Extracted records
⟨

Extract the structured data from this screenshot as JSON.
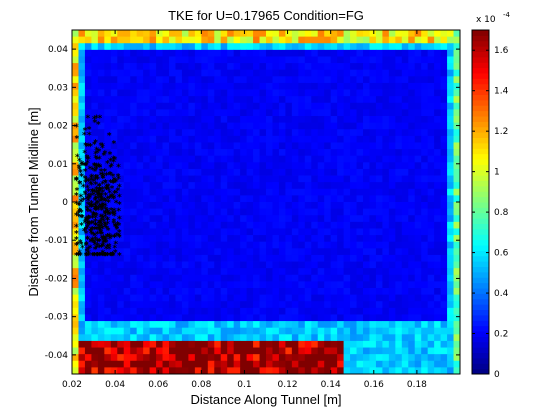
{
  "chart_data": {
    "type": "heatmap",
    "title": "TKE for U=0.17965 Condition=FG",
    "xlabel": "Distance Along Tunnel [m]",
    "ylabel": "Distance from Tunnel Midline [m]",
    "xlim": [
      0.02,
      0.2
    ],
    "ylim": [
      -0.045,
      0.045
    ],
    "x_ticks": [
      "0.02",
      "0.04",
      "0.06",
      "0.08",
      "0.1",
      "0.12",
      "0.14",
      "0.16",
      "0.18"
    ],
    "y_ticks": [
      "0.04",
      "0.03",
      "0.02",
      "0.01",
      "0",
      "-0.01",
      "-0.02",
      "-0.03",
      "-0.04"
    ],
    "colorbar": {
      "colormap": "jet",
      "range": [
        0,
        0.00017
      ],
      "ticks": [
        "1.6",
        "1.4",
        "1.2",
        "1",
        "0.8",
        "0.6",
        "0.4",
        "0.2",
        "0"
      ],
      "multiplier_text": "x 10",
      "multiplier_exponent": "-4"
    },
    "field_description": {
      "interior_level": 2e-05,
      "ring_level": 5.5e-05,
      "bottom_band_level": 0.00017,
      "top_edge_level": 0.00011,
      "right_edge_level": 8e-05
    },
    "scatter": {
      "marker": "*",
      "color": "#000000",
      "x_range": [
        0.022,
        0.042
      ],
      "y_range": [
        -0.014,
        0.022
      ],
      "center": [
        0.032,
        -0.002
      ]
    }
  }
}
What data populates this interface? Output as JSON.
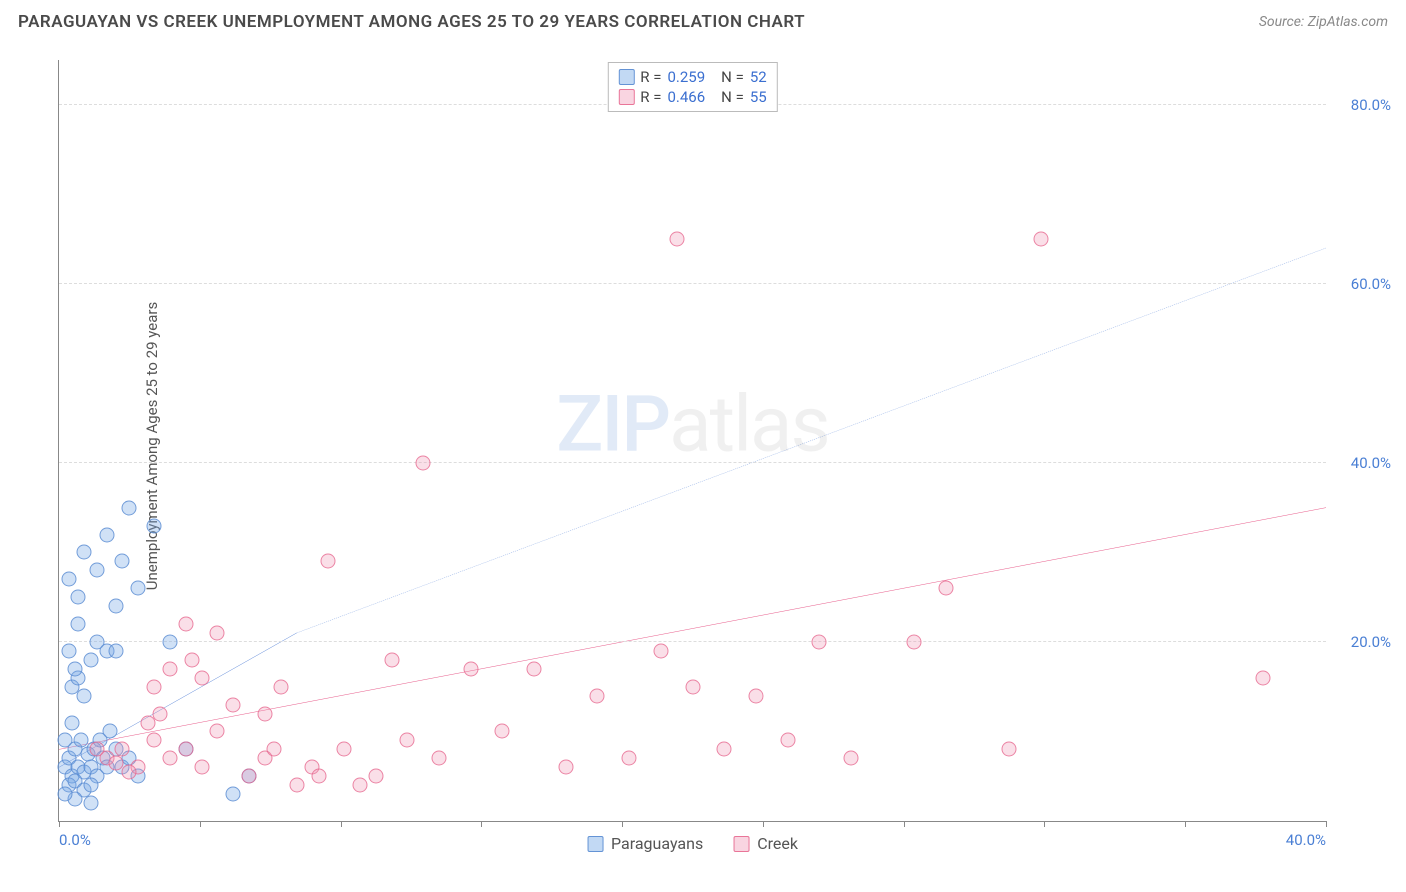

⟩

Give only the number of lines in the entries that contain "this".

Expected output — 2